SHORT PROBLEM: Copy out all lines carrying the word "возможности".

DATA IN THIS EXERCISE:
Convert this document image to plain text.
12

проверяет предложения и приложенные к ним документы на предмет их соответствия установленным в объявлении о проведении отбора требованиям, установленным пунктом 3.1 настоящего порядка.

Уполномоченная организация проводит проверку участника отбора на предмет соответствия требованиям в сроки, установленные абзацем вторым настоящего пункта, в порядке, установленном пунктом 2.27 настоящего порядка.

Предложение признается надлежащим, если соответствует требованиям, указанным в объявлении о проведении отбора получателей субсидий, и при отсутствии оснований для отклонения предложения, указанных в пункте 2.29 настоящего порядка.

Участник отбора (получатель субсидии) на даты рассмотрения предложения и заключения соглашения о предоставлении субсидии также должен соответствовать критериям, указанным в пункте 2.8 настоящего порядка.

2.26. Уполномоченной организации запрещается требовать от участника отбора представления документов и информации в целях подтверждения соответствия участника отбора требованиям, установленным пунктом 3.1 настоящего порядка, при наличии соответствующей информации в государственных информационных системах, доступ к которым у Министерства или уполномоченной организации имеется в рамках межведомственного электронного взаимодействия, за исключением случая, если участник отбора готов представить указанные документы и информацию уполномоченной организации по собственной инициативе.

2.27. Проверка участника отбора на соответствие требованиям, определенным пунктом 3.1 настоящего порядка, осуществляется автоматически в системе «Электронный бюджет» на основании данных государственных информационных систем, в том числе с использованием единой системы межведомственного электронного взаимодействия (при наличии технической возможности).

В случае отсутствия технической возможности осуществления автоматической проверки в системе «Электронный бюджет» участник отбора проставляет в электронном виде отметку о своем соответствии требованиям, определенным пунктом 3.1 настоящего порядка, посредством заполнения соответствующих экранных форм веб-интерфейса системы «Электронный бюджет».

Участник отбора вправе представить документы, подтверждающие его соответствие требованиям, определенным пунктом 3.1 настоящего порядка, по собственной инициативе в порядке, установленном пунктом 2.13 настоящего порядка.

IN RESPONSE:
2.27. Проверка участника отбора на соответствие требованиям, определенным пунктом 3.1 настоящего порядка, осуществляется автоматически в системе «Электронный бюджет» на основании данных государственных информационных систем, в том числе с использованием единой системы межведомственного электронного взаимодействия (при наличии технической возможности).
В случае отсутствия технической возможности осуществления автоматической проверки в системе «Электронный бюджет» участник отбора проставляет в электронном виде отметку о своем соответствии требованиям, определенным пунктом 3.1 настоящего порядка, посредством заполнения соответствующих экранных форм веб-интерфейса системы «Электронный бюджет».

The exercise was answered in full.